= GIVEN INSTRUCTION =
Leaving the pictures aside, transcribe every line below exactly.

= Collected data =
^^^^^^^^

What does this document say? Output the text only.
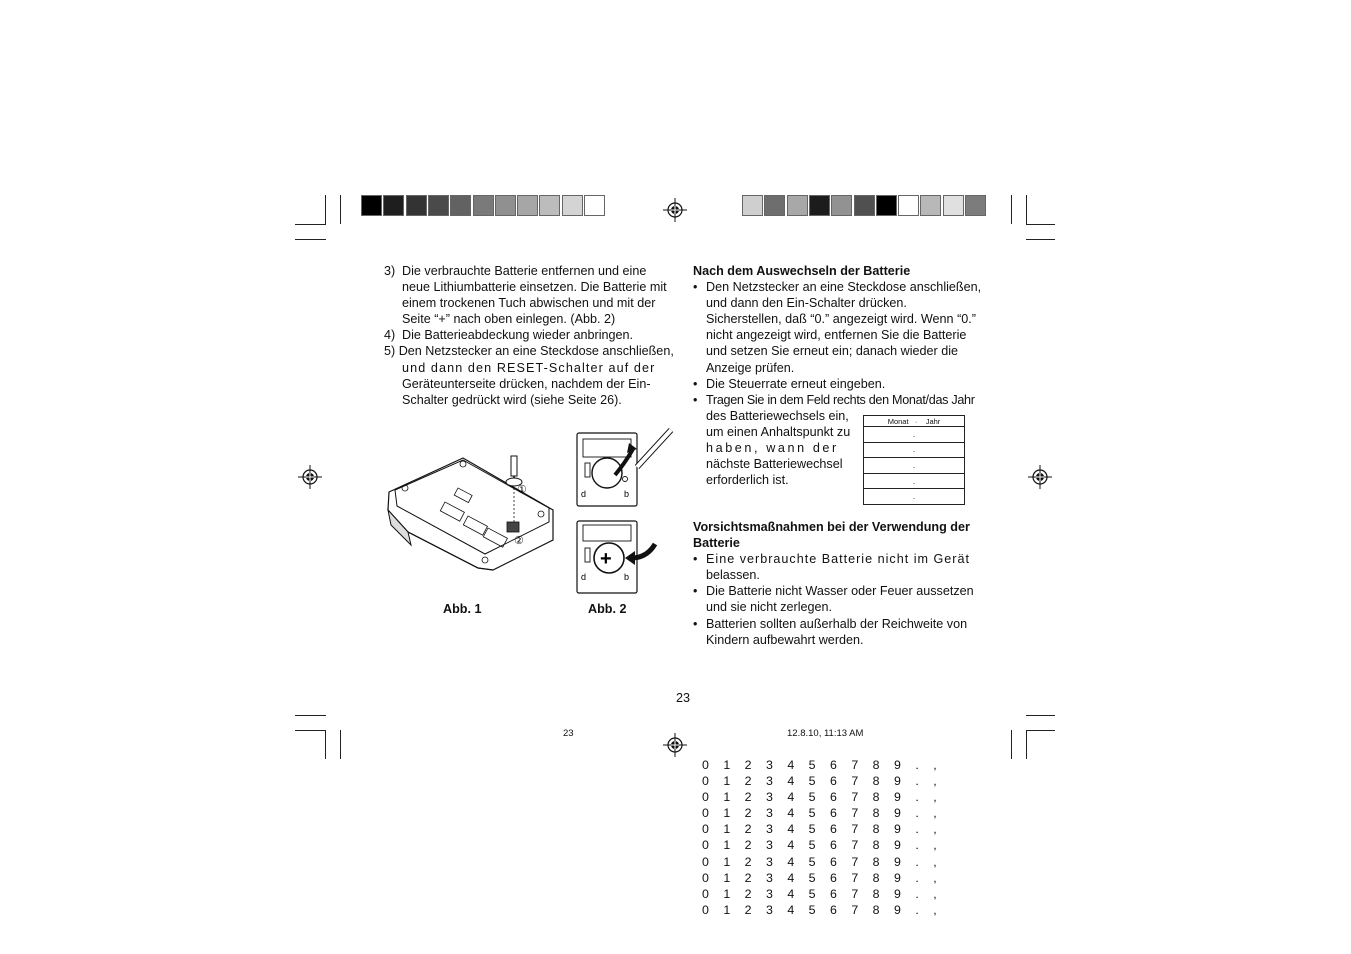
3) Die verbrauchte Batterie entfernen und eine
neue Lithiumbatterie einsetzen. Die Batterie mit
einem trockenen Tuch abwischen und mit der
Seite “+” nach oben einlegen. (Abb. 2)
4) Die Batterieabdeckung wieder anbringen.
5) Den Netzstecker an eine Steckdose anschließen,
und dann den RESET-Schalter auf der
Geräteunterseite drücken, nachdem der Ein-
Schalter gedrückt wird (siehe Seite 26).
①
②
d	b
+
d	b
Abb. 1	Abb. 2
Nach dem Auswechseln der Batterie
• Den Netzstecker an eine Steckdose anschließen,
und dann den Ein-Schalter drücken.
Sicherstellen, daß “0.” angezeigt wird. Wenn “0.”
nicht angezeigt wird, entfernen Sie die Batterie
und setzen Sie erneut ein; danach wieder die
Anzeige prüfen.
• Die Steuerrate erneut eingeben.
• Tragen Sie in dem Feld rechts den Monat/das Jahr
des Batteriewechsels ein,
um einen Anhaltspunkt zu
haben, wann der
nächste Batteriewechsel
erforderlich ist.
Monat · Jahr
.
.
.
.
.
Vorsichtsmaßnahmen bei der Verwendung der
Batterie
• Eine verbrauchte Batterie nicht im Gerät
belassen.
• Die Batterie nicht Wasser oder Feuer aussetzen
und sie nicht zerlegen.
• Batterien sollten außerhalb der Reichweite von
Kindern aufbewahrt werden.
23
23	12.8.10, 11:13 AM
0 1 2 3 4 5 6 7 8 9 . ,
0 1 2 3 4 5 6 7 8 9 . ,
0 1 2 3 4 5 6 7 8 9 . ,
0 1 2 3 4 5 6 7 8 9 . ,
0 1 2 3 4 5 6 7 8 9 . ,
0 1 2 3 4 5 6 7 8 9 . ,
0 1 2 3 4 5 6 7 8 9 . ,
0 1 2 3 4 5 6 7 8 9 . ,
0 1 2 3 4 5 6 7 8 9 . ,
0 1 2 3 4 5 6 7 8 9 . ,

^^^^^^^^

= TASK RESPONSE =
What does this document say? Output the text only.
3) Die verbrauchte Batterie entfernen und eine
neue Lithiumbatterie einsetzen. Die Batterie mit
einem trockenen Tuch abwischen und mit der
Seite “+” nach oben einlegen. (Abb. 2)
4) Die Batterieabdeckung wieder anbringen.
5) Den Netzstecker an eine Steckdose anschließen,
und dann den RESET-Schalter auf der
Geräteunterseite drücken, nachdem der Ein-
Schalter gedrückt wird (siehe Seite 26).
①
②
d	b
+
d	b
Abb. 1	Abb. 2
Nach dem Auswechseln der Batterie
• Den Netzstecker an eine Steckdose anschließen,
und dann den Ein-Schalter drücken.
Sicherstellen, daß “0.” angezeigt wird. Wenn “0.”
nicht angezeigt wird, entfernen Sie die Batterie
und setzen Sie erneut ein; danach wieder die
Anzeige prüfen.
• Die Steuerrate erneut eingeben.
• Tragen Sie in dem Feld rechts den Monat/das Jahr
des Batteriewechsels ein,
um einen Anhaltspunkt zu
haben, wann der
nächste Batteriewechsel
erforderlich ist.
Monat · Jahr
.
.
.
.
.
Vorsichtsmaßnahmen bei der Verwendung der
Batterie
• Eine verbrauchte Batterie nicht im Gerät
belassen.
• Die Batterie nicht Wasser oder Feuer aussetzen
und sie nicht zerlegen.
• Batterien sollten außerhalb der Reichweite von
Kindern aufbewahrt werden.
23
23	12.8.10, 11:13 AM
0 1 2 3 4 5 6 7 8 9 . ,
0 1 2 3 4 5 6 7 8 9 . ,
0 1 2 3 4 5 6 7 8 9 . ,
0 1 2 3 4 5 6 7 8 9 . ,
0 1 2 3 4 5 6 7 8 9 . ,
0 1 2 3 4 5 6 7 8 9 . ,
0 1 2 3 4 5 6 7 8 9 . ,
0 1 2 3 4 5 6 7 8 9 . ,
0 1 2 3 4 5 6 7 8 9 . ,
0 1 2 3 4 5 6 7 8 9 . ,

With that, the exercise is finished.